TASK BRIEF:
Tally how many lines hold the string "submit". Your reply should be that number alone.

Records from a data collection:
• • • • •

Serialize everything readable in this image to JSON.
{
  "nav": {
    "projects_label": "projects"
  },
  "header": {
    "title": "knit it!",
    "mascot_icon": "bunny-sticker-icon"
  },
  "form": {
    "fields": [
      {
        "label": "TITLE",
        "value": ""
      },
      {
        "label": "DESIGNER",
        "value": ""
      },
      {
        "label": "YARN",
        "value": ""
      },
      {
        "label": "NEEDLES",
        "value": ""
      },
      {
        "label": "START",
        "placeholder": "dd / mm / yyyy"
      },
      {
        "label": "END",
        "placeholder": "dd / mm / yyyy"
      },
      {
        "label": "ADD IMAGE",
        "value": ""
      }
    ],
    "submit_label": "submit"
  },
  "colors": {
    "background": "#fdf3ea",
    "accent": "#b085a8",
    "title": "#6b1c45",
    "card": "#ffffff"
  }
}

• • • • •

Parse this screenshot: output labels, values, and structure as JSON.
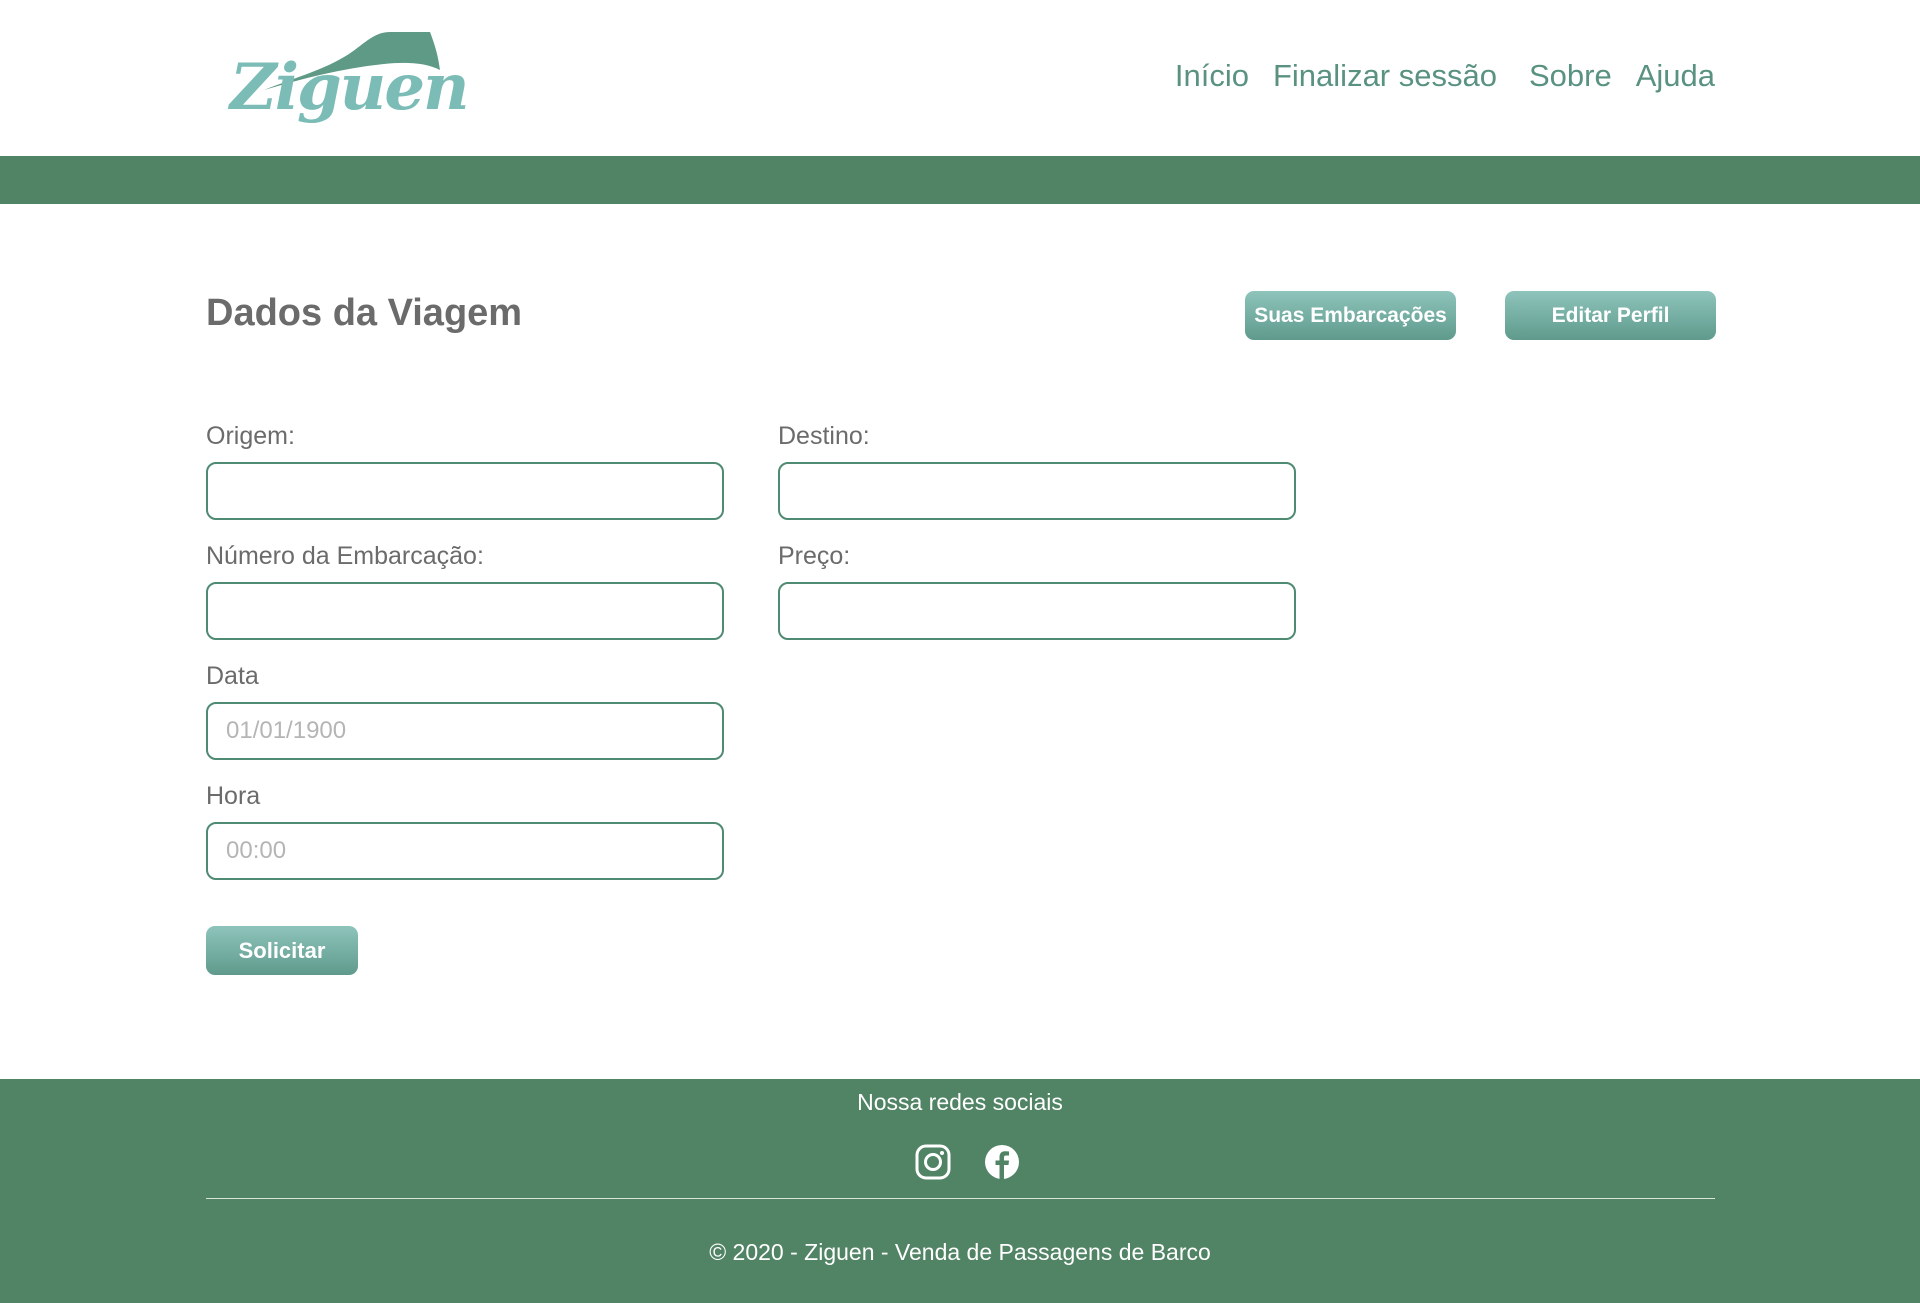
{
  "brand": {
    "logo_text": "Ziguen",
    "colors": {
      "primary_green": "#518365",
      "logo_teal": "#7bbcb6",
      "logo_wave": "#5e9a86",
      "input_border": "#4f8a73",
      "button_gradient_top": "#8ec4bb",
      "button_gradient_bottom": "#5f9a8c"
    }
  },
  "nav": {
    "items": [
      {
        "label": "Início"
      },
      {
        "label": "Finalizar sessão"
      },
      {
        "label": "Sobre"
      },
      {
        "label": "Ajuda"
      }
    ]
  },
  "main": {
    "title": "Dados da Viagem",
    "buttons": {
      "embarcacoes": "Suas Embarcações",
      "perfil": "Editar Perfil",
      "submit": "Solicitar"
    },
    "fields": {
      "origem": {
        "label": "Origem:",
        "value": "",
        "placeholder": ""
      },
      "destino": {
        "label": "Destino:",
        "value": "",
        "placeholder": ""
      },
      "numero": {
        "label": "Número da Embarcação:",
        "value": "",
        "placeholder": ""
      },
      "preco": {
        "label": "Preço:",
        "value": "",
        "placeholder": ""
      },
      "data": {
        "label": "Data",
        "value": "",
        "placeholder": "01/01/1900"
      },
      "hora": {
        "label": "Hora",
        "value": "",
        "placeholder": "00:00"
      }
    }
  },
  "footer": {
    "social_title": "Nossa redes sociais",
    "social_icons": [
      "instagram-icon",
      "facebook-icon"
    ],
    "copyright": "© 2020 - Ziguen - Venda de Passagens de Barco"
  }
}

• • • • •

EXERCISE SOLUTION:
2